Task instructions:
Each entry has to be copied exactly, with nothing missed.

Data lines:
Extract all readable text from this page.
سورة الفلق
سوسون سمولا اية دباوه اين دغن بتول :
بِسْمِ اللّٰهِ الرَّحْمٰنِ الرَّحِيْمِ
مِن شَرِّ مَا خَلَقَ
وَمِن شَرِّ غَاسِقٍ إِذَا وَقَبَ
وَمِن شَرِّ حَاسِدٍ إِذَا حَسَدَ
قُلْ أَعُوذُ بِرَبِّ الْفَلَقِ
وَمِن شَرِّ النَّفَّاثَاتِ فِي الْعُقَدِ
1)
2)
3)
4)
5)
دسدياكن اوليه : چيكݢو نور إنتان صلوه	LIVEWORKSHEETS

Output:
Extract all readable text from this page.
سورة الفلق
سوسون سمولا اية دباوه اين دغن بتول :
بِسْمِ اللّٰهِ الرَّحْمٰنِ الرَّحِيْمِ
مِن شَرِّ مَا خَلَقَ
وَمِن شَرِّ غَاسِقٍ إِذَا وَقَبَ
وَمِن شَرِّ حَاسِدٍ إِذَا حَسَدَ
قُلْ أَعُوذُ بِرَبِّ الْفَلَقِ
وَمِن شَرِّ النَّفَّاثَاتِ فِي الْعُقَدِ
1)
2)
3)
4)
5)
دسدياكن اوليه : چيكݢو نور إنتان صلوه	LIVEWORKSHEETS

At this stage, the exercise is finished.